### Dataset items:
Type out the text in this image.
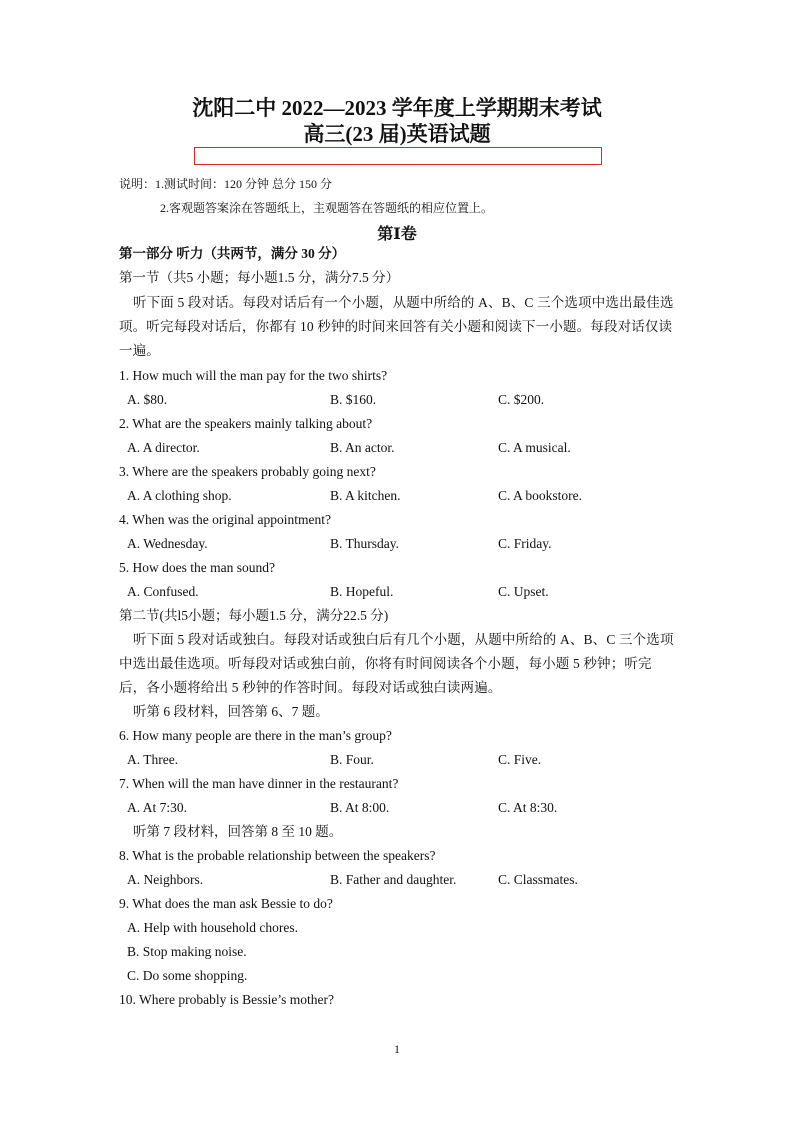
沈阳二中 2022—2023 学年度上学期期末考试
高三(23 届)英语试题
说明：1.测试时间：120 分钟 总分 150 分
2.客观题答案涂在答题纸上，主观题答在答题纸的相应位置上。
第Ⅰ卷
第一部分 听力（共两节，满分 30 分）
第一节（共5 小题；每小题1.5 分，满分7.5 分）
听下面 5 段对话。每段对话后有一个小题，从题中所给的 A、B、C 三个选项中选出最佳选项。听完每段对话后，你都有 10 秒钟的时间来回答有关小题和阅读下一小题。每段对话仅读一遍。
1. How much will the man pay for the two shirts?
A. $80.	B. $160.	C. $200.
2. What are the speakers mainly talking about?
A. A director.	B. An actor.	C. A musical.
3. Where are the speakers probably going next?
A. A clothing shop.	B. A kitchen.	C. A bookstore.
4. When was the original appointment?
A. Wednesday.	B. Thursday.	C. Friday.
5. How does the man sound?
A. Confused.	B. Hopeful.	C. Upset.
第二节(共l5小题；每小题1.5 分，满分22.5 分)
听下面 5 段对话或独白。每段对话或独白后有几个小题，从题中所给的 A、B、C 三个选项中选出最佳选项。听每段对话或独白前，你将有时间阅读各个小题，每小题 5 秒钟；听完后，各小题将给出 5 秒钟的作答时间。每段对话或独白读两遍。
听第 6 段材料，回答第 6、7 题。
6. How many people are there in the man’s group?
A. Three.	B. Four.	C. Five.
7. When will the man have dinner in the restaurant?
A. At 7:30.	B. At 8:00.	C. At 8:30.
听第 7 段材料，回答第 8 至 10 题。
8. What is the probable relationship between the speakers?
A. Neighbors.	B. Father and daughter.	C. Classmates.
9. What does the man ask Bessie to do?
A. Help with household chores.
B. Stop making noise.
C. Do some shopping.
10. Where probably is Bessie’s mother?
1
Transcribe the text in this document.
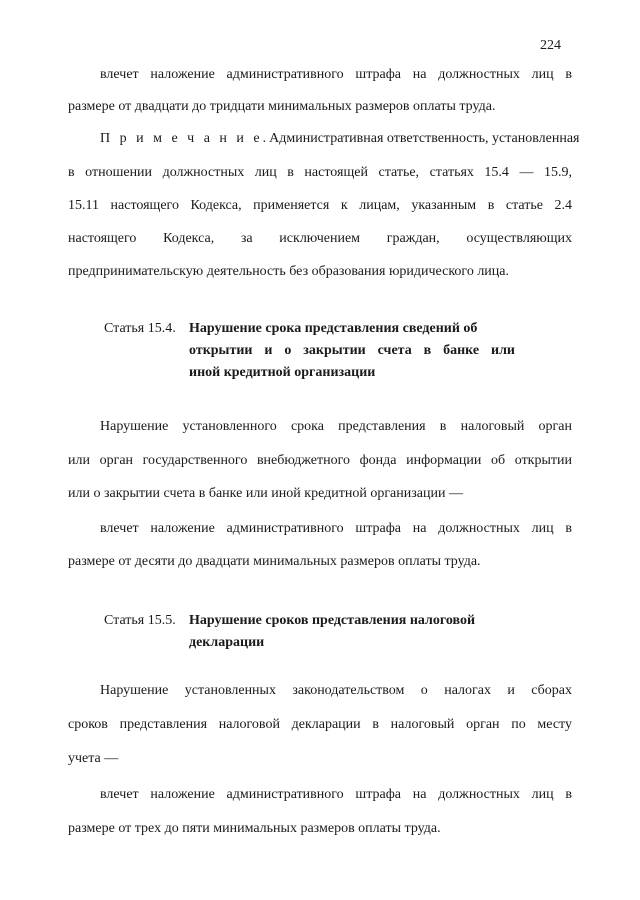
224
влечет наложение административного штрафа на должностных лиц в
размере от двадцати до тридцати минимальных размеров оплаты труда.
П р и м е ч а н и е. Административная ответственность, установленная
в отношении должностных лиц в настоящей статье, статьях 15.4 — 15.9,
15.11 настоящего Кодекса, применяется к лицам, указанным в статье 2.4
настоящего Кодекса, за исключением граждан, осуществляющих
предпринимательскую деятельность без образования юридического лица.
Статья 15.4. Нарушение срока представления сведений об
открытии и о закрытии счета в банке или
иной кредитной организации
Нарушение установленного срока представления в налоговый орган
или орган государственного внебюджетного фонда информации об открытии
или о закрытии счета в банке или иной кредитной организации —
влечет наложение административного штрафа на должностных лиц в
размере от десяти до двадцати минимальных размеров оплаты труда.
Статья 15.5. Нарушение сроков представления налоговой
декларации
Нарушение установленных законодательством о налогах и сборах
сроков представления налоговой декларации в налоговый орган по месту
учета —
влечет наложение административного штрафа на должностных лиц в
размере от трех до пяти минимальных размеров оплаты труда.
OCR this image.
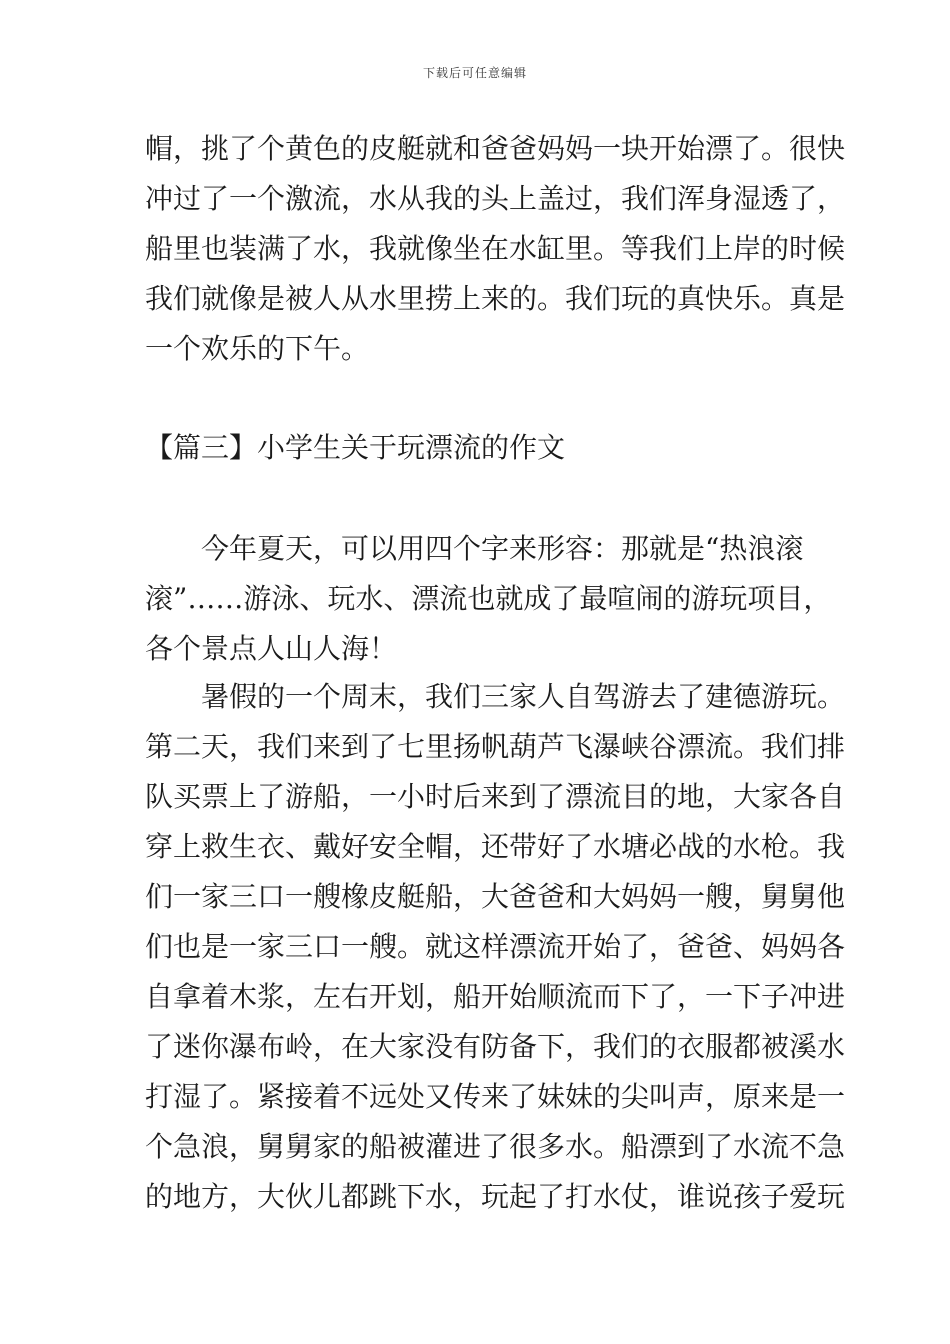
下载后可任意编辑
帽，挑了个黄色的皮艇就和爸爸妈妈一块开始漂了。很快
冲过了一个激流，水从我的头上盖过，我们浑身湿透了，
船里也装满了水，我就像坐在水缸里。等我们上岸的时候
我们就像是被人从水里捞上来的。我们玩的真快乐。真是
一个欢乐的下午。
【篇三】小学生关于玩漂流的作文
今年夏天，可以用四个字来形容：那就是“热浪滚
滚”……游泳、玩水、漂流也就成了最喧闹的游玩项目，
各个景点人山人海！
暑假的一个周末，我们三家人自驾游去了建德游玩。
第二天，我们来到了七里扬帆葫芦飞瀑峡谷漂流。我们排
队买票上了游船，一小时后来到了漂流目的地，大家各自
穿上救生衣、戴好安全帽，还带好了水塘必战的水枪。我
们一家三口一艘橡皮艇船，大爸爸和大妈妈一艘，舅舅他
们也是一家三口一艘。就这样漂流开始了，爸爸、妈妈各
自拿着木浆，左右开划，船开始顺流而下了，一下子冲进
了迷你瀑布岭，在大家没有防备下，我们的衣服都被溪水
打湿了。紧接着不远处又传来了妹妹的尖叫声，原来是一
个急浪，舅舅家的船被灌进了很多水。船漂到了水流不急
的地方，大伙儿都跳下水，玩起了打水仗，谁说孩子爱玩
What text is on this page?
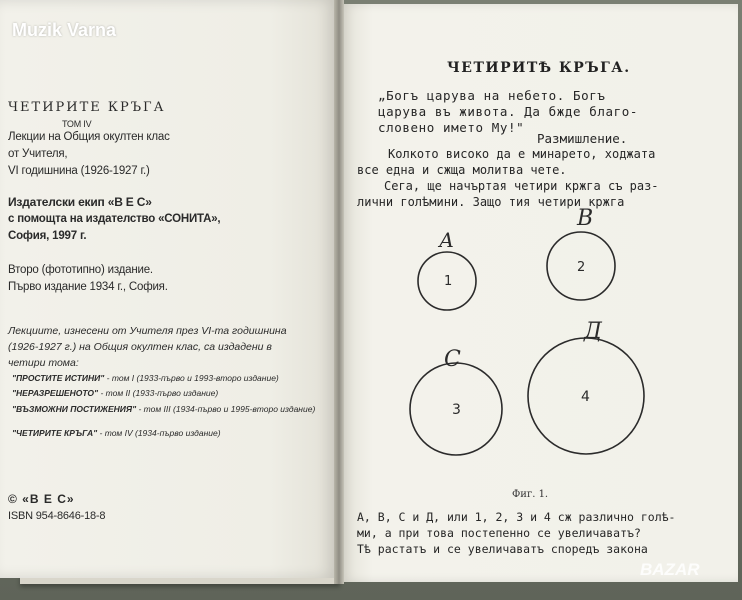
Muzik Varna
ЧЕТИРИТЕ КРЪГА
ТОМ IV
Лекции на Общия окултен клас
от Учителя,
VI годишнина (1926-1927 г.)
Издателски екип «В Е С»
с помощта на издателство «СОНИТА»,
София, 1997 г.
Второ (фототипно) издание.
Първо издание 1934 г., София.
Лекциите, изнесени от Учителя през VI-та годишнина
(1926-1927 г.) на Общия окултен клас, са издадени в
четири тома:
"ПРОСТИТЕ ИСТИНИ" - том I (1933-първо и 1993-второ издание)
"НЕРАЗРЕШЕНОТО" - том II (1933-първо издание)
"ВЪЗМОЖНИ ПОСТИЖЕНИЯ" - том III (1934-първо и 1995-второ издание)
"ЧЕТИРИТЕ КРЪГА" - том IV (1934-първо издание)
© «В Е С»
ISBN 954-8646-18-8
ЧЕТИРИТѢ КРЪГА.
„Богъ царува на небето. Богъ
царува въ живота. Да бжде благо-
словено името Му!"
Размишление.
Колкото високо да е минарето, ходжата
все една и сжща молитва чете.
Сега, ще начъртая четири кржга съ раз-
лични голѣмини. Защо тия четири кржга
А
1
В
2
С
3
Д
4
Фиг. 1.
А, В, С и Д, или 1, 2, 3 и 4 сж различно голѣ-
ми, а при това постепенно се увеличаватъ?
Тѣ растатъ и се увеличаватъ споредъ закона
BAZAR
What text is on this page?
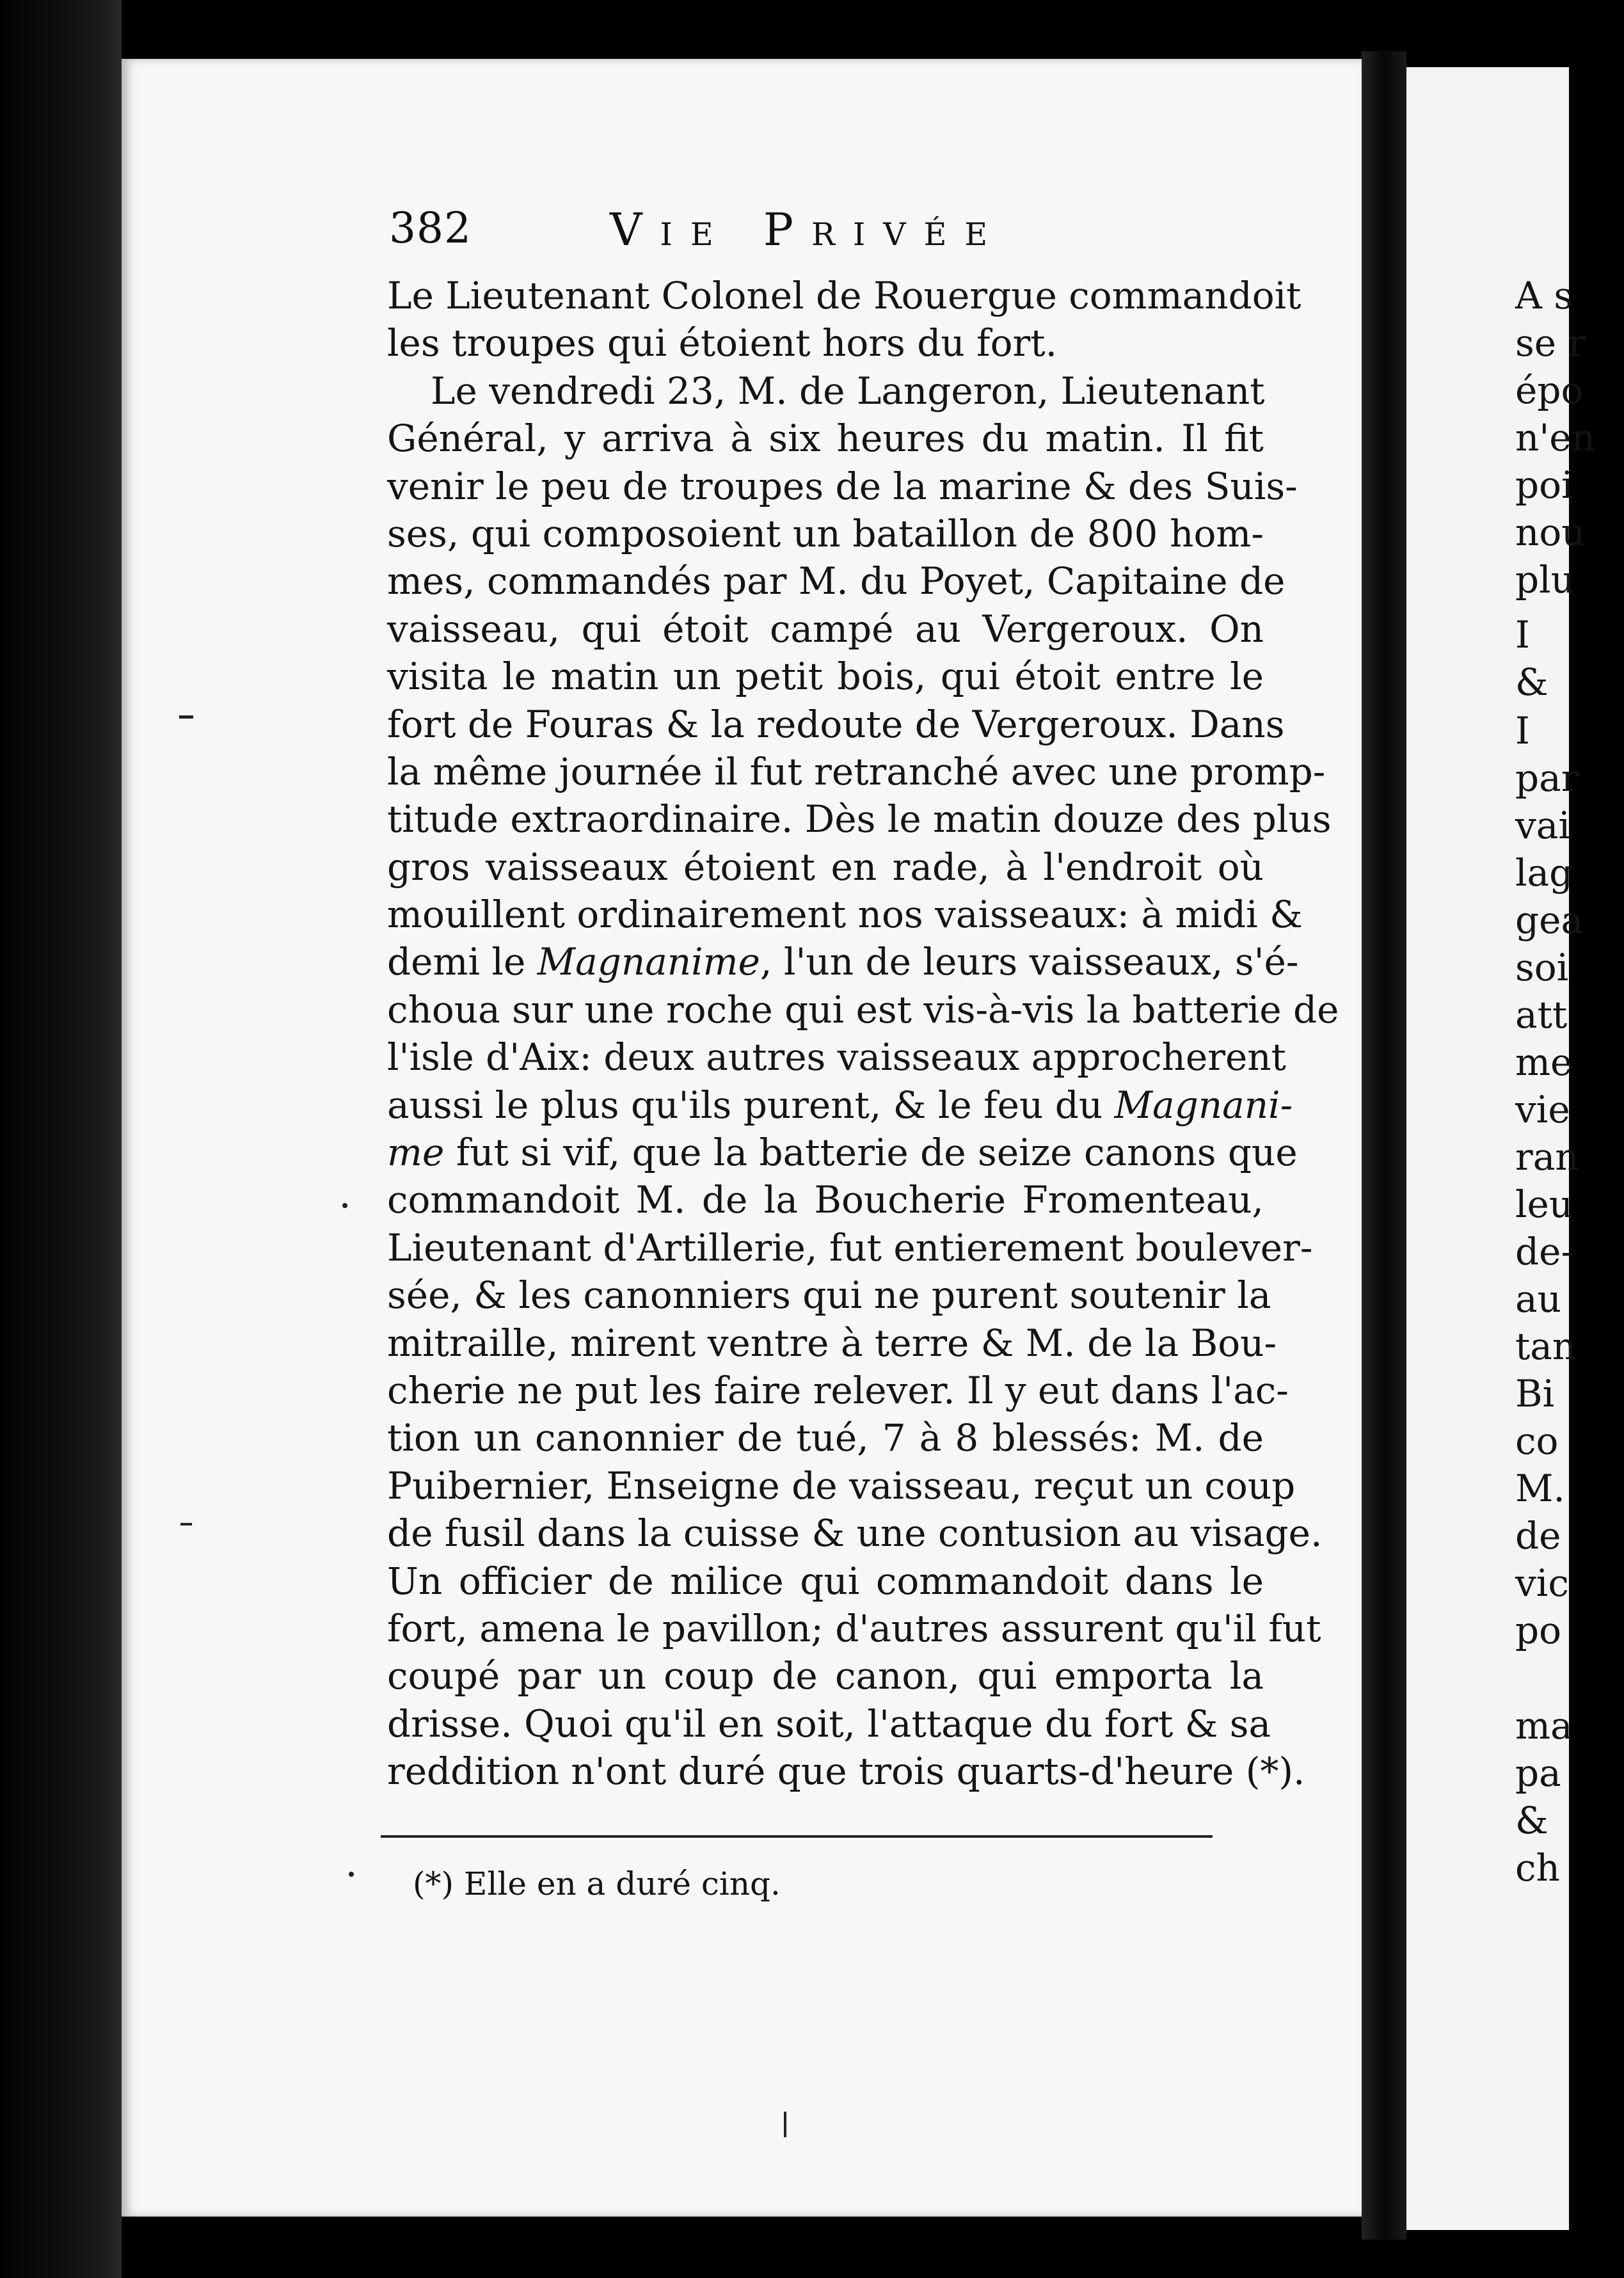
382	Vie Privée
Le Lieutenant Colonel de Rouergue commandoit
les troupes qui étoient hors du fort.
Le vendredi 23, M. de Langeron, Lieutenant
Général, y arriva à six heures du matin. Il fit
venir le peu de troupes de la marine & des Suis-
ses, qui composoient un bataillon de 800 hom-
mes, commandés par M. du Poyet, Capitaine de
vaisseau, qui étoit campé au Vergeroux. On
visita le matin un petit bois, qui étoit entre le
fort de Fouras & la redoute de Vergeroux. Dans
la même journée il fut retranché avec une promp-
titude extraordinaire. Dès le matin douze des plus
gros vaisseaux étoient en rade, à l'endroit où
mouillent ordinairement nos vaisseaux: à midi &
demi le Magnanime, l'un de leurs vaisseaux, s'é-
choua sur une roche qui est vis-à-vis la batterie de
l'isle d'Aix: deux autres vaisseaux approcherent
aussi le plus qu'ils purent, & le feu du Magnani-
me fut si vif, que la batterie de seize canons que
commandoit M. de la Boucherie Fromenteau,
Lieutenant d'Artillerie, fut entierement boulever-
sée, & les canonniers qui ne purent soutenir la
mitraille, mirent ventre à terre & M. de la Bou-
cherie ne put les faire relever. Il y eut dans l'ac-
tion un canonnier de tué, 7 à 8 blessés: M. de
Puibernier, Enseigne de vaisseau, reçut un coup
de fusil dans la cuisse & une contusion au visage.
Un officier de milice qui commandoit dans le
fort, amena le pavillon; d'autres assurent qu'il fut
coupé par un coup de canon, qui emporta la
drisse. Quoi qu'il en soit, l'attaque du fort & sa
reddition n'ont duré que trois quarts-d'heure (*).
(*) Elle en a duré cinq.
A s
se r
épo
n'en
poi
nou
plu
I
&
I
par
vai
lag
gea
soi
att
me
vie
ran
leu
de-
au
tan
Bi
co
M.
de
vic
po
ma
pa
&
ch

### GOAL:
Your task is to collect every line above that contains the word "клас".

### OUTPUT OF THE EXERCISE:
Лекции на Общия окултен клас
(1926-1927 г.) на Общия окултен клас, са издадени в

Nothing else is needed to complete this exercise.